SUPPLIED DATA
_ _ _
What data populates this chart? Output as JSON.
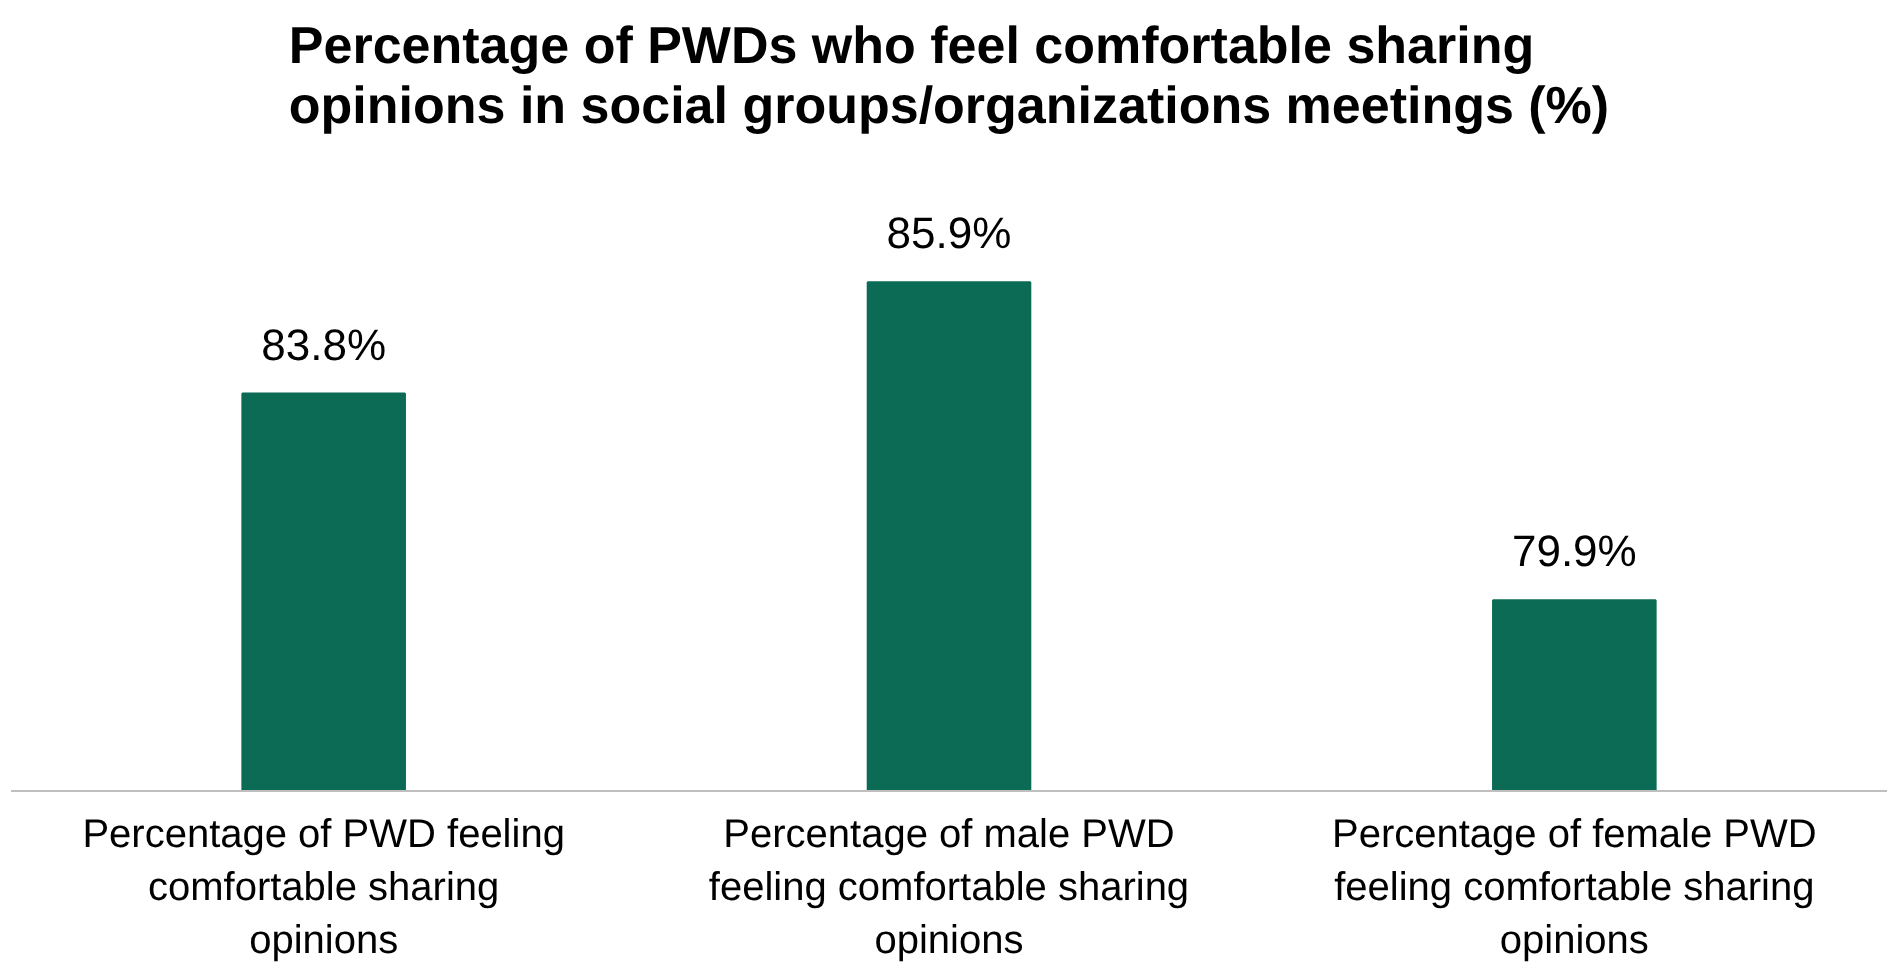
{
  "chart_data": {
    "type": "bar",
    "title": "Percentage of PWDs who feel comfortable sharing opinions in social groups/organizations meetings (%)",
    "categories": [
      "Percentage of PWD feeling comfortable sharing opinions",
      "Percentage of male PWD feeling comfortable sharing opinions",
      "Percentage of female PWD feeling comfortable sharing opinions"
    ],
    "values": [
      83.8,
      85.9,
      79.9
    ],
    "value_labels": [
      "83.8%",
      "85.9%",
      "79.9%"
    ],
    "color": "#0b6b55",
    "ylim": [
      76.3,
      85.9
    ],
    "tick_labels": "x",
    "grid": false
  }
}
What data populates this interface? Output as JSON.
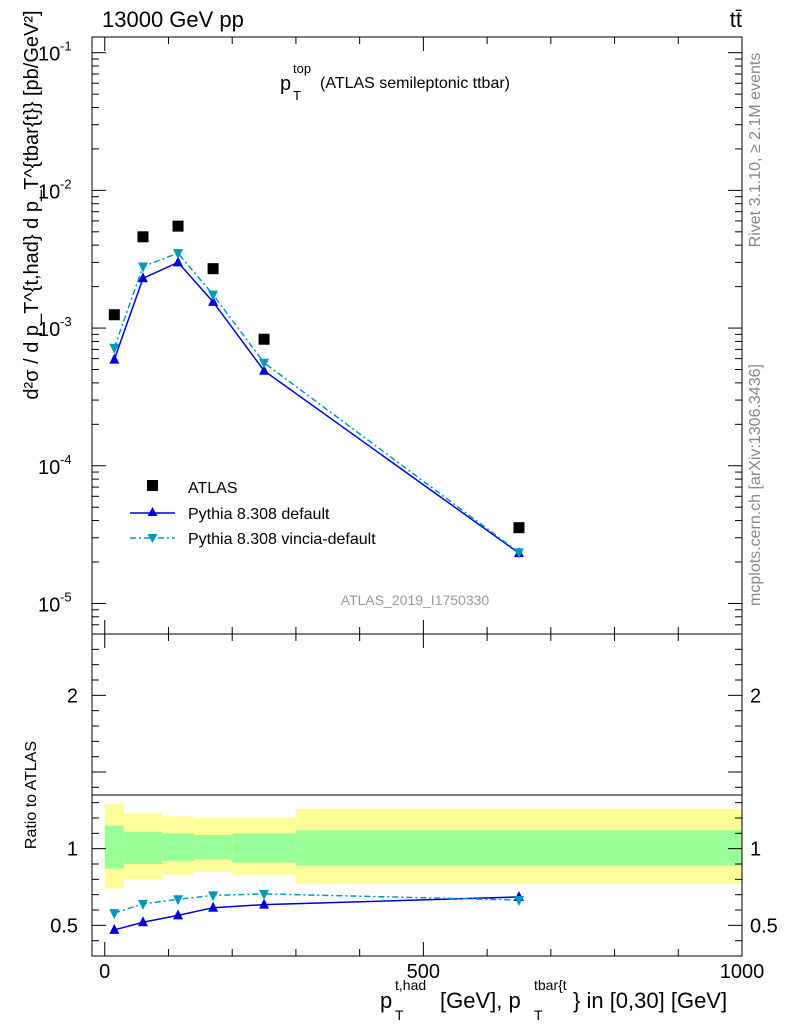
{
  "header": {
    "energy_label": "13000 GeV pp",
    "process_label": "tt̄"
  },
  "side_labels": {
    "rivet": "Rivet 3.1.10, ≥ 2.1M events",
    "mcplots": "mcplots.cern.ch [arXiv:1306.3436]"
  },
  "colors": {
    "data": "#000000",
    "default": "#0000dd",
    "vincia": "#0099bb",
    "band_inner": "#99ff99",
    "band_outer": "#ffff99"
  },
  "chart_data": [
    {
      "type": "scatter",
      "title_main": "p",
      "title_sup": "top",
      "title_sub": "T",
      "title_rest": "(ATLAS semileptonic ttbar)",
      "analysis_id": "ATLAS_2019_I1750330",
      "ylabel": "d²σ / d p_T^{t,had} d p_T^{tbar{t}} [pb/GeV²]",
      "yscale": "log",
      "ylim": [
        6e-06,
        0.13
      ],
      "xlim": [
        -20,
        1000
      ],
      "ytick_labels": [
        {
          "base": "10",
          "exp": "-5",
          "value": 1e-05
        },
        {
          "base": "10",
          "exp": "-4",
          "value": 0.0001
        },
        {
          "base": "10",
          "exp": "-3",
          "value": 0.001
        },
        {
          "base": "10",
          "exp": "-2",
          "value": 0.01
        },
        {
          "base": "10",
          "exp": "-1",
          "value": 0.1
        }
      ],
      "x": [
        15,
        60,
        115,
        170,
        250,
        650
      ],
      "series": [
        {
          "name": "ATLAS",
          "marker": "square",
          "values": [
            0.00125,
            0.0046,
            0.0055,
            0.0027,
            0.00083,
            3.55e-05
          ]
        },
        {
          "name": "Pythia 8.308 default",
          "marker": "triangle-up",
          "values": [
            0.00059,
            0.0023,
            0.003,
            0.00155,
            0.00049,
            2.32e-05
          ]
        },
        {
          "name": "Pythia 8.308 vincia-default",
          "marker": "triangle-down",
          "values": [
            0.00072,
            0.0028,
            0.0035,
            0.00175,
            0.00056,
            2.35e-05
          ]
        }
      ],
      "legend": [
        "ATLAS",
        "Pythia 8.308 default",
        "Pythia 8.308 vincia-default"
      ],
      "legend_position": "bottom-left"
    },
    {
      "type": "line",
      "ylabel": "Ratio to ATLAS",
      "xlabel": "p_T^{t,had} [GeV], p_T^{tbar{t}} in [0,30] [GeV]",
      "ylim": [
        0.3,
        2.4
      ],
      "xlim": [
        -20,
        1000
      ],
      "ytick_labels": [
        {
          "label": "0.5",
          "value": 0.5
        },
        {
          "label": "1",
          "value": 1
        },
        {
          "label": "2",
          "value": 2
        }
      ],
      "xtick_labels": [
        {
          "label": "0",
          "value": 0
        },
        {
          "label": "500",
          "value": 500
        },
        {
          "label": "1000",
          "value": 1000
        }
      ],
      "bins": [
        {
          "lo": 0,
          "hi": 30,
          "inner": [
            0.87,
            1.15
          ],
          "outer": [
            0.74,
            1.29
          ]
        },
        {
          "lo": 30,
          "hi": 90,
          "inner": [
            0.9,
            1.11
          ],
          "outer": [
            0.8,
            1.23
          ]
        },
        {
          "lo": 90,
          "hi": 140,
          "inner": [
            0.92,
            1.1
          ],
          "outer": [
            0.83,
            1.21
          ]
        },
        {
          "lo": 140,
          "hi": 200,
          "inner": [
            0.93,
            1.09
          ],
          "outer": [
            0.85,
            1.2
          ]
        },
        {
          "lo": 200,
          "hi": 300,
          "inner": [
            0.91,
            1.1
          ],
          "outer": [
            0.83,
            1.2
          ]
        },
        {
          "lo": 300,
          "hi": 1000,
          "inner": [
            0.89,
            1.12
          ],
          "outer": [
            0.77,
            1.26
          ]
        }
      ],
      "x": [
        15,
        60,
        115,
        170,
        250,
        650
      ],
      "series": [
        {
          "name": "Pythia 8.308 default",
          "values": [
            0.47,
            0.52,
            0.565,
            0.615,
            0.635,
            0.685
          ]
        },
        {
          "name": "Pythia 8.308 vincia-default",
          "values": [
            0.58,
            0.64,
            0.67,
            0.695,
            0.705,
            0.665
          ]
        }
      ]
    }
  ]
}
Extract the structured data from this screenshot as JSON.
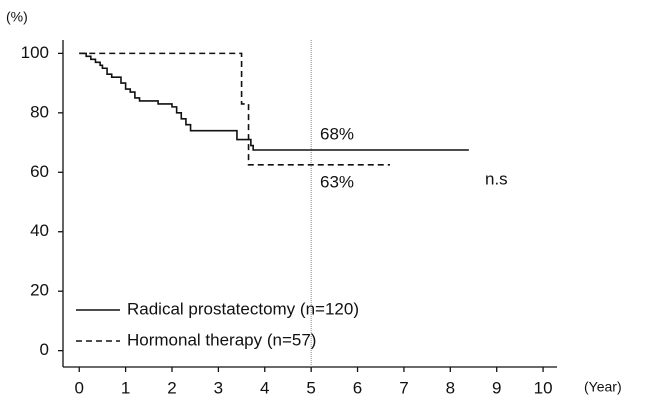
{
  "chart_data": {
    "type": "step",
    "y_label": "(%)",
    "x_label": "(Year)",
    "xlim": [
      -0.35,
      10.3
    ],
    "ylim": [
      -5.5,
      104.5
    ],
    "xticks": [
      0,
      1,
      2,
      3,
      4,
      5,
      6,
      7,
      8,
      9,
      10
    ],
    "yticks": [
      0,
      20,
      40,
      60,
      80,
      100
    ],
    "reference_x": 5,
    "series": [
      {
        "name": "Radical prostatectomy (n=120)",
        "color": "#111111",
        "dash": "solid",
        "x": [
          0,
          0.15,
          0.25,
          0.35,
          0.45,
          0.5,
          0.6,
          0.7,
          0.9,
          1.0,
          1.1,
          1.2,
          1.3,
          1.7,
          2.0,
          2.1,
          2.2,
          2.3,
          2.4,
          3.4,
          3.7,
          3.75,
          8.4
        ],
        "values": [
          100,
          99,
          98,
          97,
          96,
          95,
          93,
          92,
          90,
          88,
          87,
          85,
          84,
          83,
          82,
          80,
          78,
          76,
          74,
          71,
          69,
          67.5,
          67.5
        ]
      },
      {
        "name": "Hormonal therapy (n=57)",
        "color": "#111111",
        "dash": "dashed",
        "x": [
          0,
          3.5,
          3.65,
          6.7
        ],
        "values": [
          100,
          83,
          62.5,
          62.5
        ]
      }
    ],
    "annotations": [
      "68%",
      "63%",
      "n.s"
    ]
  }
}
_ _ _
Write out every line of the entries that holds the word "feeling".

      "Percentage of PWD feeling comfortable sharing opinions",
      "Percentage of male PWD feeling comfortable sharing opinions",
      "Percentage of female PWD feeling comfortable sharing opinions"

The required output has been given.